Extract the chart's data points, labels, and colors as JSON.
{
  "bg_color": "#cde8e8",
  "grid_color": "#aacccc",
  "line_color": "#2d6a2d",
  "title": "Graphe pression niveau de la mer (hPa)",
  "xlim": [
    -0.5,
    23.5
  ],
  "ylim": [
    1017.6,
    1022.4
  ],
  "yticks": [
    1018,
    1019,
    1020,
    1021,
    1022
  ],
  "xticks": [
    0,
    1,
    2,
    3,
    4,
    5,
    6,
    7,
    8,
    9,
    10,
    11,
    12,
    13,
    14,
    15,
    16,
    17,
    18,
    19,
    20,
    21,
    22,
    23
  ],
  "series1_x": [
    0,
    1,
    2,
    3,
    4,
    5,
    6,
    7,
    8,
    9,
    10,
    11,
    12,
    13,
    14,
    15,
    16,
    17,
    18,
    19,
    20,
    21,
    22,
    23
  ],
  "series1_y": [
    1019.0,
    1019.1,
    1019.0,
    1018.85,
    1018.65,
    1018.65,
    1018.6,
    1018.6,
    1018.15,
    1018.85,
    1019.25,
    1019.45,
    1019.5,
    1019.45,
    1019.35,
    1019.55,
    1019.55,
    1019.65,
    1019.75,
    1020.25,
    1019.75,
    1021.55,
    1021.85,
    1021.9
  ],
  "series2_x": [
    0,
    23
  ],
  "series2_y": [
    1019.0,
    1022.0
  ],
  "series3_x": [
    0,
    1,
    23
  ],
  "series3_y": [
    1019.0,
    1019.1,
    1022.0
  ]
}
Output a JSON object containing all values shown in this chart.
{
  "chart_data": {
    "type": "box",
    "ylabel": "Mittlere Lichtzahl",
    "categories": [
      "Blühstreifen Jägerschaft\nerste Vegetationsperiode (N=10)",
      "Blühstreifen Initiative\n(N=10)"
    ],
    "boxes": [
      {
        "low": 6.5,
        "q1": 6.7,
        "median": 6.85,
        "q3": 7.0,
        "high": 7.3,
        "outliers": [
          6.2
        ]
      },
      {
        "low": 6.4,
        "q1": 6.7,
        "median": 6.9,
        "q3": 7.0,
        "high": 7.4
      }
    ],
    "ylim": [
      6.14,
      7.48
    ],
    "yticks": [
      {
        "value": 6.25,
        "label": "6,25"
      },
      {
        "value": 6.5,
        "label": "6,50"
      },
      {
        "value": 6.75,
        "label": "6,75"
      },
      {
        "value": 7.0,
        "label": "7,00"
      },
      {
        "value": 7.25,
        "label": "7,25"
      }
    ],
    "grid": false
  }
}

--

## Given exercise
Copy every record exactly as presented.

## Reply
Extract the chart's data points, labels, and colors as JSON.
{
  "bg_color": "#cde8e8",
  "grid_color": "#aacccc",
  "line_color": "#2d6a2d",
  "title": "Graphe pression niveau de la mer (hPa)",
  "xlim": [
    -0.5,
    23.5
  ],
  "ylim": [
    1017.6,
    1022.4
  ],
  "yticks": [
    1018,
    1019,
    1020,
    1021,
    1022
  ],
  "xticks": [
    0,
    1,
    2,
    3,
    4,
    5,
    6,
    7,
    8,
    9,
    10,
    11,
    12,
    13,
    14,
    15,
    16,
    17,
    18,
    19,
    20,
    21,
    22,
    23
  ],
  "series1_x": [
    0,
    1,
    2,
    3,
    4,
    5,
    6,
    7,
    8,
    9,
    10,
    11,
    12,
    13,
    14,
    15,
    16,
    17,
    18,
    19,
    20,
    21,
    22,
    23
  ],
  "series1_y": [
    1019.0,
    1019.1,
    1019.0,
    1018.85,
    1018.65,
    1018.65,
    1018.6,
    1018.6,
    1018.15,
    1018.85,
    1019.25,
    1019.45,
    1019.5,
    1019.45,
    1019.35,
    1019.55,
    1019.55,
    1019.65,
    1019.75,
    1020.25,
    1019.75,
    1021.55,
    1021.85,
    1021.9
  ],
  "series2_x": [
    0,
    23
  ],
  "series2_y": [
    1019.0,
    1022.0
  ],
  "series3_x": [
    0,
    1,
    23
  ],
  "series3_y": [
    1019.0,
    1019.1,
    1022.0
  ]
}
Output a JSON object containing all values shown in this chart.
{
  "chart_data": {
    "type": "box",
    "ylabel": "Mittlere Lichtzahl",
    "categories": [
      "Blühstreifen Jägerschaft\nerste Vegetationsperiode (N=10)",
      "Blühstreifen Initiative\n(N=10)"
    ],
    "boxes": [
      {
        "low": 6.5,
        "q1": 6.7,
        "median": 6.85,
        "q3": 7.0,
        "high": 7.3,
        "outliers": [
          6.2
        ]
      },
      {
        "low": 6.4,
        "q1": 6.7,
        "median": 6.9,
        "q3": 7.0,
        "high": 7.4
      }
    ],
    "ylim": [
      6.14,
      7.48
    ],
    "yticks": [
      {
        "value": 6.25,
        "label": "6,25"
      },
      {
        "value": 6.5,
        "label": "6,50"
      },
      {
        "value": 6.75,
        "label": "6,75"
      },
      {
        "value": 7.0,
        "label": "7,00"
      },
      {
        "value": 7.25,
        "label": "7,25"
      }
    ],
    "grid": false
  }
}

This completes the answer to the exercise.